# CHALLENGE
Print the data lines from the one with "item-price: 500: [291, 504, 315, 519]" up to and including the one with "column-header: [222, 200, 315, 215]", keeping each line unchanged.

— Begin RECORDS PROVIDED —

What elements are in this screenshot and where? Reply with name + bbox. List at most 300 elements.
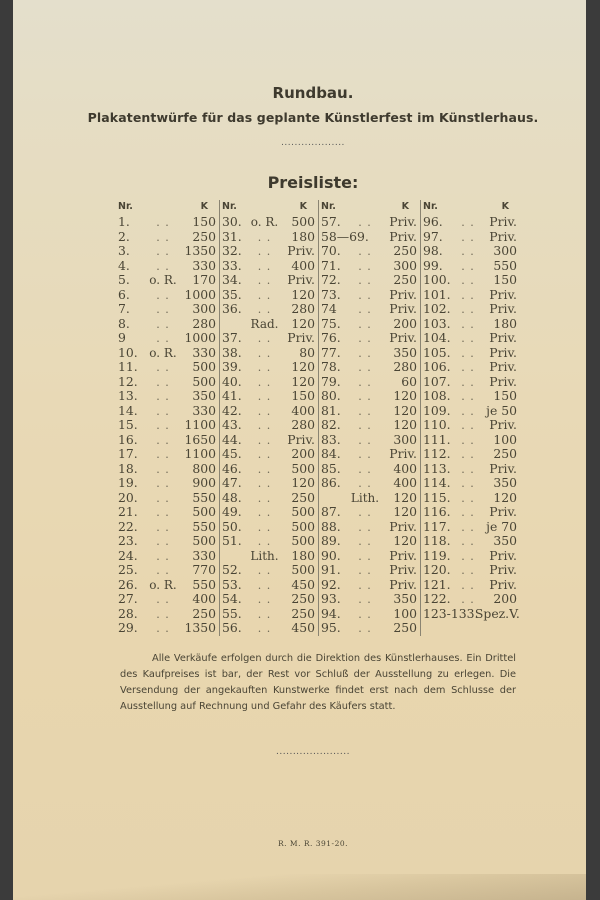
item-price: 500: [291, 504, 315, 519]
item-number: 22.: [118, 518, 138, 534]
item-price: 250: [291, 489, 315, 505]
item-number: 11.: [118, 359, 138, 374]
item-note: . .: [156, 317, 170, 331]
item-number: 39.: [222, 359, 242, 374]
table-row: [118, 331, 216, 346]
item-price: 350: [493, 475, 517, 490]
column-header: [222, 200, 315, 215]
item-number: 79.: [321, 373, 341, 389]
item-number: 8.: [118, 315, 130, 331]
item-note: . .: [358, 578, 372, 592]
item-number: 113.: [423, 460, 451, 476]
item-price: 150: [493, 272, 517, 287]
item-number: 5.: [118, 272, 130, 287]
table-row: [423, 317, 517, 332]
item-number: 50.: [222, 518, 242, 534]
table-row: [118, 418, 216, 433]
item-note: o. R.: [149, 577, 177, 592]
item-price: 120: [291, 315, 315, 331]
item-note: . .: [358, 477, 372, 490]
item-price: 200: [493, 591, 517, 606]
item-note: . .: [156, 245, 170, 258]
item-note: . .: [257, 448, 272, 461]
item-number: 36.: [222, 301, 242, 316]
item-number: 20.: [118, 489, 138, 505]
item-note: Lith.: [350, 490, 380, 505]
item-note: . .: [257, 607, 272, 621]
table-row: [222, 259, 315, 274]
item-number: 47.: [222, 475, 242, 490]
item-number: 10.: [118, 344, 138, 360]
item-number: 72.: [321, 272, 341, 287]
item-note: . .: [461, 404, 475, 418]
table-row: [222, 607, 315, 622]
item-note: . .: [156, 448, 170, 461]
item-price: 280: [291, 417, 315, 432]
item-note: . .: [257, 332, 272, 345]
table-row: [321, 244, 417, 259]
item-price: 200: [291, 446, 315, 461]
item-price: Priv.: [389, 547, 417, 563]
item-note: . .: [461, 216, 475, 229]
item-note: . .: [461, 332, 475, 345]
item-price: 280: [393, 359, 417, 374]
item-number: 53.: [222, 576, 242, 592]
item-price: 400: [291, 402, 315, 418]
table-row: [321, 230, 417, 245]
price-column-2: [219, 200, 318, 636]
item-note: . .: [358, 216, 372, 229]
item-price: Priv.: [489, 330, 517, 345]
item-price: 450: [291, 576, 315, 592]
table-row: [118, 259, 216, 274]
table-row: [222, 549, 315, 564]
item-price: 180: [291, 547, 315, 563]
item-note: . .: [257, 433, 272, 447]
item-price: 80: [299, 344, 315, 360]
item-price: Priv.: [389, 228, 417, 244]
table-row: [423, 288, 517, 303]
table-row: [321, 462, 417, 477]
price-column-4: [420, 200, 520, 636]
item-number: 9: [118, 330, 126, 345]
item-note: . .: [257, 462, 272, 476]
item-price: 330: [192, 547, 216, 563]
item-number: 37.: [222, 330, 242, 345]
item-note: . .: [257, 419, 272, 432]
item-price: 120: [291, 373, 315, 389]
table-row: [321, 592, 417, 607]
table-row: [222, 331, 315, 346]
item-number: 16.: [118, 431, 138, 447]
item-price: Priv.: [389, 214, 417, 229]
table-row: [321, 621, 417, 636]
item-price: Priv.: [489, 576, 517, 592]
item-note: . .: [358, 303, 372, 316]
table-row: [321, 360, 417, 375]
item-price: je 70: [486, 518, 517, 534]
item-number: 75.: [321, 315, 341, 331]
item-price: 330: [192, 402, 216, 418]
item-number: 107.: [423, 373, 451, 389]
item-note: . .: [257, 593, 272, 606]
item-note: . .: [257, 390, 272, 403]
item-number: 116.: [423, 504, 451, 519]
item-price: 120: [291, 359, 315, 374]
item-price: Priv.: [489, 562, 517, 577]
item-price: Priv.: [287, 243, 315, 258]
item-number: 86.: [321, 475, 341, 490]
item-note: . .: [156, 216, 170, 229]
price-table: [118, 200, 520, 636]
item-price: 60: [401, 373, 417, 389]
item-note: . .: [156, 390, 170, 403]
table-row: [118, 505, 216, 520]
item-number: 108.: [423, 388, 451, 403]
item-number: 31.: [222, 228, 242, 244]
item-note: . .: [156, 506, 170, 519]
item-number: 25.: [118, 562, 138, 577]
item-note: . .: [257, 491, 272, 505]
item-note: . .: [461, 361, 475, 374]
page-subtitle: Plakatentwürfe für das geplante Künstlerfest im Künstlerhaus.: [87, 110, 539, 125]
item-number: 32.: [222, 243, 242, 258]
item-price: Priv.: [389, 518, 417, 534]
table-row: [222, 447, 315, 462]
table-row: [118, 302, 216, 317]
item-number: 78.: [321, 359, 341, 374]
item-number: 28.: [118, 605, 138, 621]
table-row: [118, 462, 216, 477]
item-number: 41.: [222, 388, 242, 403]
item-price: Priv.: [489, 228, 517, 244]
table-row: [222, 302, 315, 317]
item-number: 84.: [321, 446, 341, 461]
item-number: 118.: [423, 533, 451, 548]
item-number: 13.: [118, 388, 138, 403]
page-heading: Rundbau.: [272, 84, 354, 102]
item-note: o. R.: [149, 273, 177, 287]
item-number: 99.: [423, 257, 443, 273]
item-price: 550: [493, 257, 517, 273]
table-row: [423, 331, 517, 346]
table-row: [222, 346, 315, 361]
item-number: 85.: [321, 460, 341, 476]
item-price: 250: [393, 272, 417, 287]
table-row: [321, 607, 417, 622]
table-row: [118, 549, 216, 564]
item-note: . .: [461, 506, 475, 519]
item-price: 330: [192, 257, 216, 273]
table-row: [321, 534, 417, 549]
table-row: [222, 592, 315, 607]
item-price: 150: [291, 388, 315, 403]
item-price: 250: [291, 591, 315, 606]
table-row: [222, 244, 315, 259]
table-row: [118, 360, 216, 375]
item-note: . .: [461, 520, 475, 534]
item-number: 2.: [118, 228, 130, 244]
table-row: [118, 346, 216, 361]
item-price: Priv.: [389, 330, 417, 345]
item-price: 550: [192, 489, 216, 505]
item-note: . .: [156, 477, 170, 490]
item-number: 15.: [118, 417, 138, 432]
table-row: [423, 404, 517, 419]
table-row: [222, 534, 315, 549]
item-price: 1350: [184, 243, 216, 258]
item-price: 500: [291, 214, 315, 229]
table-row: [321, 563, 417, 578]
table-row: [423, 605, 520, 622]
table-row: [222, 433, 315, 448]
item-price: 400: [393, 475, 417, 490]
printer-code: R. M. R. 391-20.: [277, 839, 349, 848]
item-note: . .: [156, 419, 170, 432]
table-row: [118, 607, 216, 622]
item-note: . .: [156, 462, 170, 476]
table-row: [423, 549, 517, 564]
item-note: . .: [358, 375, 372, 389]
item-number: 18.: [118, 460, 138, 476]
item-price: 1100: [184, 417, 216, 432]
table-row: [423, 215, 517, 230]
item-price: 350: [393, 344, 417, 360]
table-row: [222, 621, 315, 636]
table-row: [321, 317, 417, 332]
item-price: 250: [393, 620, 417, 635]
table-row: [423, 346, 517, 361]
item-note: . .: [156, 520, 170, 534]
item-note: . .: [461, 230, 475, 244]
item-price: 400: [393, 460, 417, 476]
item-note: . .: [257, 259, 272, 273]
item-number: 96.: [423, 214, 443, 229]
item-price: 280: [192, 315, 216, 331]
item-price: 250: [393, 243, 417, 258]
item-price: 450: [291, 620, 315, 635]
item-number: 112.: [423, 446, 451, 461]
table-row: [321, 433, 417, 448]
header-nr: Nr.: [118, 201, 133, 212]
item-price: 170: [192, 272, 216, 287]
item-number: 6.: [118, 286, 130, 302]
item-note: . .: [257, 477, 272, 490]
price-list-title: Preisliste:: [267, 173, 359, 192]
item-note: . .: [358, 520, 372, 534]
item-note: . .: [257, 346, 272, 360]
table-row: [321, 346, 417, 361]
item-price: Priv.: [489, 344, 517, 360]
table-row: [423, 491, 517, 506]
item-number: 81.: [321, 402, 341, 418]
item-price: Priv.: [287, 272, 315, 287]
item-number: 110.: [423, 417, 451, 432]
item-note: . .: [358, 564, 372, 577]
item-number: 33.: [222, 257, 242, 273]
item-note: . .: [257, 506, 272, 519]
item-note: . .: [358, 245, 372, 258]
item-number: 42.: [222, 402, 242, 418]
item-note: . .: [358, 462, 372, 476]
item-note: . .: [156, 593, 170, 606]
item-price: 300: [192, 301, 216, 316]
item-price: 550: [192, 518, 216, 534]
item-price: 500: [291, 460, 315, 476]
item-note: . .: [358, 419, 372, 432]
item-note: . .: [156, 622, 170, 635]
item-note: . .: [156, 288, 170, 302]
table-row: [321, 302, 417, 317]
item-price: 250: [192, 605, 216, 621]
table-row: [423, 273, 517, 288]
item-number: 43.: [222, 417, 242, 432]
item-number: 30.: [222, 214, 242, 229]
item-price: 350: [493, 533, 517, 548]
item-price: Priv.: [389, 286, 417, 302]
item-note: . .: [156, 607, 170, 621]
item-number: 51.: [222, 533, 242, 548]
item-number: 38.: [222, 344, 242, 360]
item-price: 150: [493, 388, 517, 403]
item-note: . .: [358, 535, 372, 548]
item-note: . .: [358, 433, 372, 447]
item-note: . .: [257, 520, 272, 534]
table-row: [423, 375, 517, 390]
table-row: [222, 288, 315, 303]
item-number: 88.: [321, 518, 341, 534]
table-row: [321, 491, 417, 506]
table-row: [118, 288, 216, 303]
item-note: . .: [358, 607, 372, 621]
item-price: 120: [291, 475, 315, 490]
table-row: [118, 520, 216, 535]
item-price: 770: [192, 562, 216, 577]
item-number: 94.: [321, 605, 341, 621]
item-note: . .: [358, 259, 372, 273]
item-number: 56.: [222, 620, 242, 635]
item-note: . .: [257, 230, 272, 244]
item-number: 24.: [118, 547, 138, 563]
table-row: [423, 244, 517, 259]
table-row: [321, 447, 417, 462]
table-row: [321, 273, 417, 288]
item-number: 123-133.: [423, 605, 479, 621]
table-row: [423, 505, 517, 520]
item-price: Priv.: [489, 504, 517, 519]
item-number: 95.: [321, 620, 341, 635]
item-note: . .: [358, 346, 372, 360]
item-number: 52.: [222, 562, 242, 577]
item-price: Priv.: [389, 576, 417, 592]
item-note: . .: [257, 274, 272, 287]
item-price: 500: [192, 504, 216, 519]
item-price: Priv.: [489, 214, 517, 229]
item-number: 120.: [423, 562, 451, 577]
item-price: Priv.: [489, 547, 517, 563]
item-note: . .: [461, 346, 475, 360]
item-note: . .: [461, 462, 475, 476]
item-price: Priv.: [489, 301, 517, 316]
item-number: 82.: [321, 417, 341, 432]
item-number: 14.: [118, 402, 138, 418]
item-price: 100: [393, 605, 417, 621]
table-row: [222, 462, 315, 477]
item-note: . .: [461, 564, 475, 577]
item-number: 23.: [118, 533, 138, 548]
item-note: . .: [358, 317, 372, 331]
item-price: Priv.: [287, 330, 315, 345]
table-row: [118, 621, 216, 636]
item-number: 98.: [423, 243, 443, 258]
item-number: 119.: [423, 547, 451, 563]
item-note: . .: [461, 491, 475, 505]
item-note: Rad.: [250, 316, 279, 331]
item-note: . .: [461, 288, 475, 302]
item-price: Priv.: [389, 562, 417, 577]
table-row: [118, 317, 216, 332]
table-row: [321, 476, 417, 491]
item-number: 121.: [423, 576, 451, 592]
item-note: . .: [461, 433, 475, 447]
item-note: . .: [358, 332, 372, 345]
table-row: [321, 520, 417, 535]
item-number: 83.: [321, 431, 341, 447]
item-price: 800: [192, 460, 216, 476]
column-header: [118, 200, 216, 215]
item-number: 70.: [321, 243, 341, 258]
item-number: 27.: [118, 591, 138, 606]
item-price: Priv.: [489, 359, 517, 374]
table-row: [321, 549, 417, 564]
item-note: . .: [156, 564, 170, 577]
item-number: 102.: [423, 301, 451, 316]
item-number: 21.: [118, 504, 138, 519]
item-number: 54.: [222, 591, 242, 606]
table-row: [222, 505, 315, 520]
item-note: . .: [257, 245, 272, 258]
header-price: K: [401, 201, 409, 212]
table-row: [118, 389, 216, 404]
item-price: 120: [493, 489, 517, 505]
item-note: . .: [257, 404, 272, 418]
table-row: [423, 259, 517, 274]
column-header: [423, 200, 517, 215]
item-number: 1.: [118, 214, 130, 229]
item-number: 97.: [423, 228, 443, 244]
table-row: [222, 418, 315, 433]
table-row: [222, 273, 315, 288]
item-note: . .: [461, 448, 475, 461]
item-number: 92.: [321, 576, 341, 592]
item-note: . .: [461, 419, 475, 432]
table-row: [222, 375, 315, 390]
table-row: [423, 563, 517, 578]
item-note: . .: [156, 433, 170, 447]
table-row: [321, 375, 417, 390]
item-price: 280: [291, 301, 315, 316]
dotted-separator: ...................: [281, 138, 345, 148]
table-row: [423, 534, 517, 549]
item-note: . .: [358, 404, 372, 418]
item-note: . .: [461, 390, 475, 403]
table-row: [321, 215, 417, 230]
item-price: Priv.: [489, 373, 517, 389]
header-price: K: [200, 201, 208, 212]
item-note: . .: [461, 274, 475, 287]
item-number: 74: [321, 301, 337, 316]
item-number: 19.: [118, 475, 138, 490]
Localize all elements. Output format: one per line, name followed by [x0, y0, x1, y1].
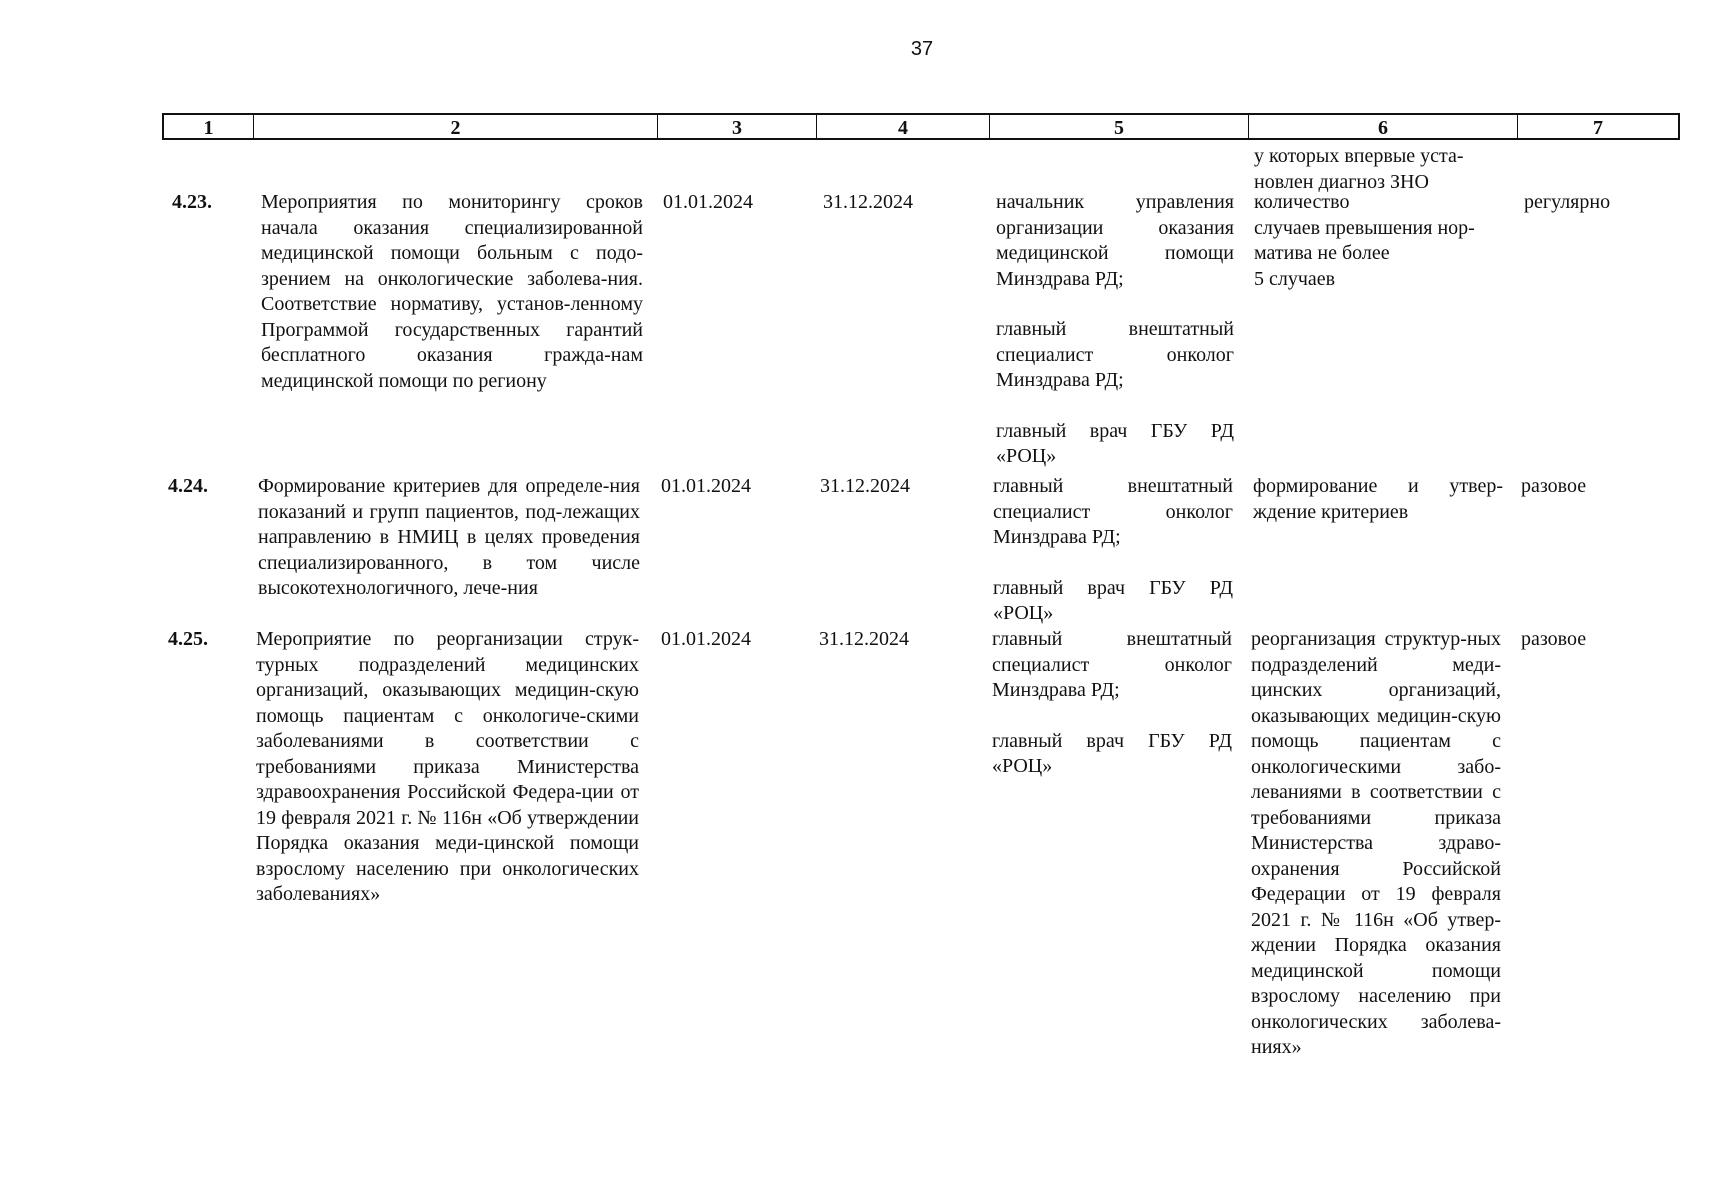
responsible-list [992, 627, 1232, 780]
start-date: 01.01.2024 [661, 628, 751, 650]
end-date: 31.12.2024 [823, 191, 913, 213]
responsible-person: главный врач ГБУ РД «РОЦ» [992, 729, 1232, 777]
frequency: разовое [1521, 475, 1587, 497]
start-date: 01.01.2024 [661, 475, 751, 497]
responsible-person: главный врач ГБУ РД «РОЦ» [993, 576, 1233, 624]
activity-description: Мероприятие по реорганизации струк-турных подразделений медицинских организаций, оказывающих медицин-скую помощь пациентам с онкологиче-скими заболеваниями в соответствии с требованиями приказа Министерства здравоохранения Российской Федера-ции от 19 февраля 2021 г. № 116н «Об утверждении Порядка оказания меди-цинской помощи взрослому населению при онкологических заболеваниях» [256, 628, 639, 905]
page-number: 37 [910, 38, 934, 60]
header-col-7: 7 [1593, 117, 1603, 139]
responsible-person: главный врач ГБУ РД «РОЦ» [996, 419, 1234, 467]
responsible-person: главный внештатный специалист онколог Минздрава РД; [996, 318, 1234, 391]
responsible-person: главный внештатный специалист онколог Минздрава РД; [992, 628, 1232, 701]
indicator: формирование и утвер-ждение критериев [1253, 475, 1503, 523]
responsible-person: главный внештатный специалист онколог Минздрава РД; [993, 475, 1233, 548]
row-number: 4.23. [172, 191, 212, 213]
carryover-indicator: у которых впервые уста- новлен диагноз ЗНО [1254, 145, 1464, 193]
indicator: количество случаев превышения нор- матива не более 5 случаев [1254, 191, 1475, 290]
table-header-row [162, 113, 1680, 140]
frequency: разовое [1521, 628, 1587, 650]
header-col-2: 2 [254, 115, 658, 138]
activity-description: Мероприятия по мониторингу сроков начала оказания специализированной медицинской помощи больным с подо-зрением на онкологические заболева-ния. Соответствие нормативу, установ-ленному Программой государственных гарантий бесплатного оказания гражда-нам медицинской помощи по региону [261, 191, 643, 392]
responsible-list [993, 474, 1233, 627]
frequency: регулярно [1524, 191, 1611, 213]
row-number: 4.24. [168, 475, 208, 497]
header-col-5: 5 [990, 115, 1249, 138]
header-col-3: 3 [658, 115, 817, 138]
activity-description: Формирование критериев для определе-ния показаний и групп пациентов, под-лежащих направлению в НМИЦ в целях проведения специализированного, в том числе высокотехнологичного, лече-ния [258, 475, 640, 599]
header-col-1: 1 [164, 115, 254, 138]
responsible-list [996, 190, 1234, 470]
end-date: 31.12.2024 [820, 475, 910, 497]
responsible-person: начальник управления организации оказания медицинской помощи Минздрава РД; [996, 191, 1234, 290]
row-number: 4.25. [168, 628, 208, 650]
end-date: 31.12.2024 [819, 628, 909, 650]
header-col-6: 6 [1249, 115, 1518, 138]
header-col-4: 4 [817, 115, 990, 138]
indicator: реорганизация структур-ных подразделений меди-цинских организаций, оказывающих медицин-скую помощь пациентам с онкологическими забо-леваниями в соответствии с требованиями приказа Министерства здраво-охранения Российской Федерации от 19 февраля 2021 г. № 116н «Об утвер-ждении Порядка оказания медицинской помощи взрослому населению при онкологических заболева-ниях» [1251, 628, 1501, 1058]
start-date: 01.01.2024 [663, 191, 753, 213]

— End RECORDS PROVIDED —

# ANSWER TO THE EXERCISE
item-price: 500: [291, 504, 315, 519]
item-number: 22.: [118, 518, 138, 534]
item-price: 250: [291, 489, 315, 505]
item-number: 11.: [118, 359, 138, 374]
item-note: . .: [156, 317, 170, 331]
item-number: 39.: [222, 359, 242, 374]
table-row: [118, 331, 216, 346]
item-price: 350: [493, 475, 517, 490]
column-header: [222, 200, 315, 215]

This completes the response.